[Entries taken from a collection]
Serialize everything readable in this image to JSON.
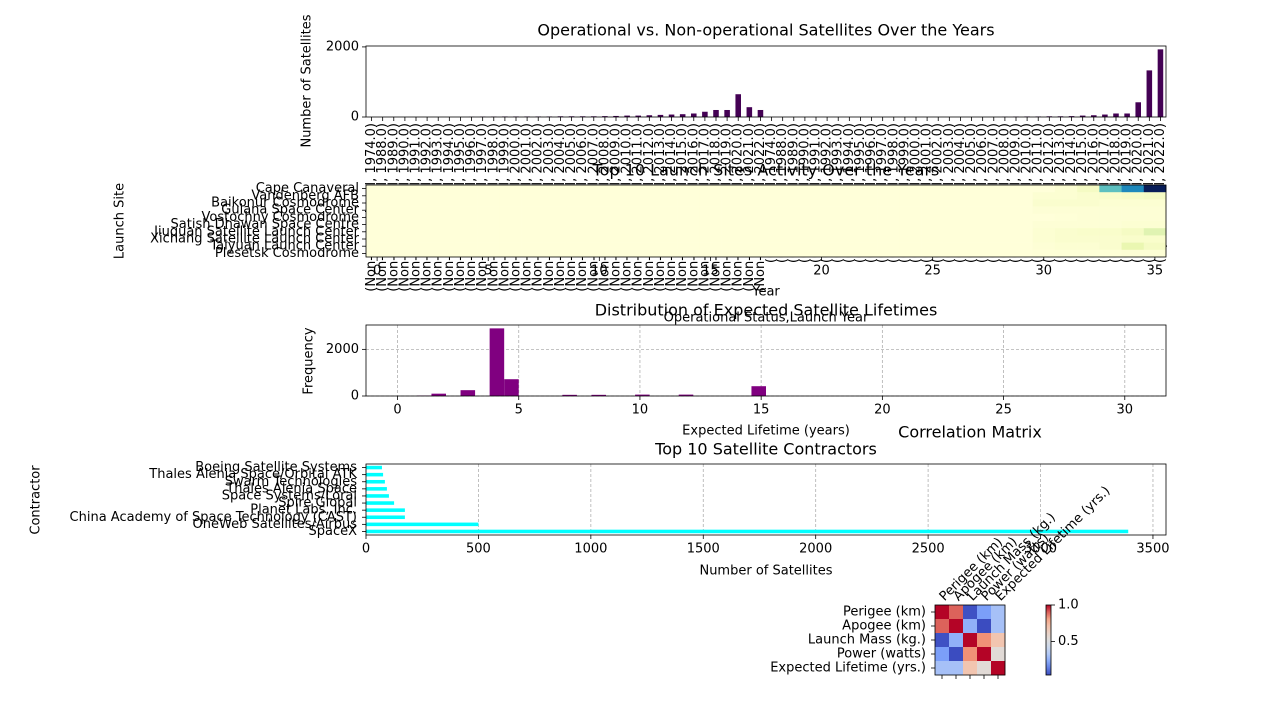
{
  "chart_data": [
    {
      "type": "bar",
      "title": "Operational vs. Non-operational Satellites Over the Years",
      "xlabel": "Operational Status,Launch Year",
      "ylabel": "Number of Satellites",
      "color": "#440154",
      "categories": [
        "(Non-operational, 1974.0)",
        "(Non-operational, 1988.0)",
        "(Non-operational, 1989.0)",
        "(Non-operational, 1990.0)",
        "(Non-operational, 1991.0)",
        "(Non-operational, 1992.0)",
        "(Non-operational, 1993.0)",
        "(Non-operational, 1994.0)",
        "(Non-operational, 1995.0)",
        "(Non-operational, 1996.0)",
        "(Non-operational, 1997.0)",
        "(Non-operational, 1998.0)",
        "(Non-operational, 1999.0)",
        "(Non-operational, 2000.0)",
        "(Non-operational, 2001.0)",
        "(Non-operational, 2002.0)",
        "(Non-operational, 2003.0)",
        "(Non-operational, 2004.0)",
        "(Non-operational, 2005.0)",
        "(Non-operational, 2006.0)",
        "(Non-operational, 2007.0)",
        "(Non-operational, 2008.0)",
        "(Non-operational, 2009.0)",
        "(Non-operational, 2010.0)",
        "(Non-operational, 2011.0)",
        "(Non-operational, 2012.0)",
        "(Non-operational, 2013.0)",
        "(Non-operational, 2014.0)",
        "(Non-operational, 2015.0)",
        "(Non-operational, 2016.0)",
        "(Non-operational, 2017.0)",
        "(Non-operational, 2018.0)",
        "(Non-operational, 2019.0)",
        "(Non-operational, 2020.0)",
        "(Non-operational, 2021.0)",
        "(Non-operational, 2022.0)",
        "(Operational, 1974.0)",
        "(Operational, 1988.0)",
        "(Operational, 1989.0)",
        "(Operational, 1990.0)",
        "(Operational, 1991.0)",
        "(Operational, 1992.0)",
        "(Operational, 1993.0)",
        "(Operational, 1994.0)",
        "(Operational, 1995.0)",
        "(Operational, 1996.0)",
        "(Operational, 1997.0)",
        "(Operational, 1998.0)",
        "(Operational, 1999.0)",
        "(Operational, 2000.0)",
        "(Operational, 2001.0)",
        "(Operational, 2002.0)",
        "(Operational, 2003.0)",
        "(Operational, 2004.0)",
        "(Operational, 2005.0)",
        "(Operational, 2006.0)",
        "(Operational, 2007.0)",
        "(Operational, 2008.0)",
        "(Operational, 2009.0)",
        "(Operational, 2010.0)",
        "(Operational, 2011.0)",
        "(Operational, 2012.0)",
        "(Operational, 2013.0)",
        "(Operational, 2014.0)",
        "(Operational, 2015.0)",
        "(Operational, 2016.0)",
        "(Operational, 2017.0)",
        "(Operational, 2018.0)",
        "(Operational, 2019.0)",
        "(Operational, 2020.0)",
        "(Operational, 2021.0)",
        "(Operational, 2022.0)"
      ],
      "values": [
        0,
        0,
        0,
        0,
        0,
        0,
        0,
        0,
        0,
        5,
        10,
        10,
        15,
        15,
        15,
        15,
        15,
        20,
        20,
        20,
        20,
        25,
        30,
        40,
        40,
        50,
        60,
        70,
        80,
        100,
        150,
        200,
        200,
        650,
        280,
        200,
        0,
        0,
        0,
        0,
        0,
        0,
        0,
        0,
        0,
        0,
        0,
        0,
        0,
        0,
        0,
        0,
        0,
        0,
        0,
        0,
        0,
        5,
        10,
        15,
        15,
        20,
        20,
        25,
        40,
        50,
        70,
        100,
        100,
        420,
        1330,
        1930
      ],
      "ylim": [
        0,
        2026
      ],
      "yticks": [
        0,
        2000
      ]
    },
    {
      "type": "heatmap",
      "title": "Top 10 Launch Sites Activity Over the Years",
      "xlabel": "Year",
      "ylabel": "Launch Site",
      "cmap": "YlGnBu",
      "rows": [
        "Cape Canaveral",
        "Vandenberg AFB",
        "Baikonur Cosmodrome",
        "Guiana Space Center",
        "Vostochny Cosmodrome",
        "Satish Dhawan Space Centre",
        "Jiuquan Satellite Launch Center",
        "Xichang Satellite Launch Center",
        "Taiyuan Launch Center",
        "Plesetsk Cosmodrome"
      ],
      "xticks": [
        0,
        5,
        10,
        15,
        20,
        25,
        30,
        35
      ],
      "values": [
        [
          0,
          0,
          0,
          0,
          0,
          0,
          0,
          0,
          0,
          0,
          0,
          0,
          0,
          0,
          0,
          0,
          0,
          0,
          0,
          0,
          0,
          0,
          0,
          0,
          0,
          0,
          0,
          0,
          0,
          0,
          0,
          20,
          60,
          400,
          580,
          900
        ],
        [
          0,
          0,
          0,
          0,
          0,
          0,
          0,
          0,
          0,
          0,
          0,
          0,
          0,
          0,
          0,
          0,
          0,
          0,
          0,
          0,
          0,
          0,
          0,
          0,
          0,
          0,
          0,
          0,
          0,
          0,
          20,
          20,
          30,
          40,
          50,
          60
        ],
        [
          0,
          0,
          0,
          0,
          0,
          0,
          0,
          0,
          0,
          0,
          0,
          0,
          0,
          0,
          0,
          0,
          0,
          0,
          0,
          0,
          0,
          0,
          0,
          0,
          0,
          0,
          0,
          0,
          0,
          0,
          30,
          30,
          30,
          20,
          20,
          20
        ],
        [
          0,
          0,
          0,
          0,
          0,
          0,
          0,
          0,
          0,
          0,
          0,
          0,
          0,
          0,
          0,
          0,
          0,
          0,
          0,
          0,
          0,
          0,
          0,
          0,
          0,
          0,
          0,
          0,
          0,
          0,
          10,
          10,
          10,
          10,
          10,
          10
        ],
        [
          0,
          0,
          0,
          0,
          0,
          0,
          0,
          0,
          0,
          0,
          0,
          0,
          0,
          0,
          0,
          0,
          0,
          0,
          0,
          0,
          0,
          0,
          0,
          0,
          0,
          0,
          0,
          0,
          0,
          0,
          0,
          5,
          10,
          10,
          10,
          10
        ],
        [
          0,
          0,
          0,
          0,
          0,
          0,
          0,
          0,
          0,
          0,
          0,
          0,
          0,
          0,
          0,
          0,
          0,
          0,
          0,
          0,
          0,
          0,
          0,
          0,
          0,
          0,
          0,
          0,
          0,
          0,
          10,
          10,
          10,
          10,
          20,
          20
        ],
        [
          0,
          0,
          0,
          0,
          0,
          0,
          0,
          0,
          0,
          0,
          0,
          0,
          0,
          0,
          0,
          0,
          0,
          0,
          0,
          0,
          0,
          0,
          0,
          0,
          0,
          0,
          0,
          0,
          0,
          0,
          20,
          30,
          40,
          40,
          60,
          150
        ],
        [
          0,
          0,
          0,
          0,
          0,
          0,
          0,
          0,
          0,
          0,
          0,
          0,
          0,
          0,
          0,
          0,
          0,
          0,
          0,
          0,
          0,
          0,
          0,
          0,
          0,
          0,
          0,
          0,
          0,
          0,
          20,
          30,
          30,
          30,
          40,
          40
        ],
        [
          0,
          0,
          0,
          0,
          0,
          0,
          0,
          0,
          0,
          0,
          0,
          0,
          0,
          0,
          0,
          0,
          0,
          0,
          0,
          0,
          0,
          0,
          0,
          0,
          0,
          0,
          0,
          0,
          0,
          0,
          10,
          20,
          20,
          30,
          120,
          60
        ],
        [
          0,
          0,
          0,
          0,
          0,
          0,
          0,
          0,
          0,
          0,
          0,
          0,
          0,
          0,
          0,
          0,
          0,
          0,
          0,
          0,
          0,
          0,
          0,
          0,
          0,
          0,
          0,
          0,
          0,
          0,
          5,
          5,
          5,
          5,
          10,
          10
        ]
      ]
    },
    {
      "type": "histogram",
      "title": "Distribution of Expected Satellite Lifetimes",
      "xlabel": "Expected Lifetime (years)",
      "ylabel": "Frequency",
      "color": "#800080",
      "grid": true,
      "bins": [
        0.2,
        0.8,
        1.4,
        2.0,
        2.6,
        3.2,
        3.8,
        4.4,
        5.0,
        5.6,
        6.2,
        6.8,
        7.4,
        8.0,
        8.6,
        9.2,
        9.8,
        10.4,
        11.0,
        11.6,
        12.2,
        12.8,
        13.4,
        14.0,
        14.6,
        15.2,
        15.8,
        16.4,
        17.0,
        17.6,
        18.2,
        18.8,
        19.4,
        20.0,
        20.6,
        21.2,
        21.8,
        22.4,
        23.0,
        23.6,
        24.2,
        24.8,
        25.4,
        26.0,
        26.6,
        27.2,
        27.8,
        28.4,
        29.0,
        29.6,
        30.2
      ],
      "counts": [
        0,
        20,
        100,
        0,
        250,
        0,
        2900,
        720,
        0,
        0,
        0,
        50,
        0,
        50,
        0,
        0,
        60,
        0,
        0,
        60,
        0,
        0,
        0,
        0,
        420,
        0,
        0,
        0,
        0,
        0,
        0,
        0,
        0,
        0,
        0,
        0,
        0,
        0,
        0,
        0,
        0,
        0,
        0,
        0,
        0,
        0,
        0,
        0,
        0,
        0
      ],
      "xlim": [
        -1.3,
        31.7
      ],
      "xticks": [
        0,
        5,
        10,
        15,
        20,
        25,
        30
      ],
      "ylim": [
        0,
        3045
      ],
      "yticks": [
        0,
        2000
      ]
    },
    {
      "type": "barh",
      "title": "Top 10 Satellite Contractors",
      "xlabel": "Number of Satellites",
      "ylabel": "Contractor",
      "color": "#00ffff",
      "grid": true,
      "categories": [
        "SpaceX",
        "OneWeb Satellites/Airbus",
        "China Academy of Space Technology (CAST)",
        "Planet Labs, Inc.",
        "Spire Global",
        "Space Systems/Loral",
        "Thales Alenia Space",
        "Swarm Technologies",
        "Thales Alenia Space/Orbital ATK",
        "Boeing Satellite Systems"
      ],
      "values": [
        3390,
        500,
        173,
        173,
        125,
        102,
        93,
        84,
        76,
        71
      ],
      "xlim": [
        0,
        3558
      ],
      "xticks": [
        0,
        500,
        1000,
        1500,
        2000,
        2500,
        3000,
        3500
      ]
    },
    {
      "type": "correlation",
      "title": "Correlation Matrix",
      "cmap": "coolwarm",
      "labels": [
        "Perigee (km)",
        "Apogee (km)",
        "Launch Mass (kg.)",
        "Power (watts)",
        "Expected Lifetime (yrs.)"
      ],
      "values": [
        [
          1,
          0.9,
          0.05,
          0.2,
          0.3
        ],
        [
          0.9,
          1,
          0.25,
          0.04,
          0.3
        ],
        [
          0.05,
          0.25,
          1,
          0.85,
          0.7
        ],
        [
          0.2,
          0.04,
          0.85,
          1,
          0.55
        ],
        [
          0.3,
          0.3,
          0.7,
          0.55,
          1
        ]
      ],
      "clim": [
        0.04,
        1
      ],
      "colorbar_ticks": [
        0.5,
        {
          "value": 1,
          "label": "1.0"
        }
      ]
    }
  ]
}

• _Exercise description_
Copy every line in the records above that contains the word "Center".

• _Result of this task_
        "Guiana Space Center",
        "Jiuquan Satellite Launch Center",
        "Xichang Satellite Launch Center",
        "Taiyuan Launch Center",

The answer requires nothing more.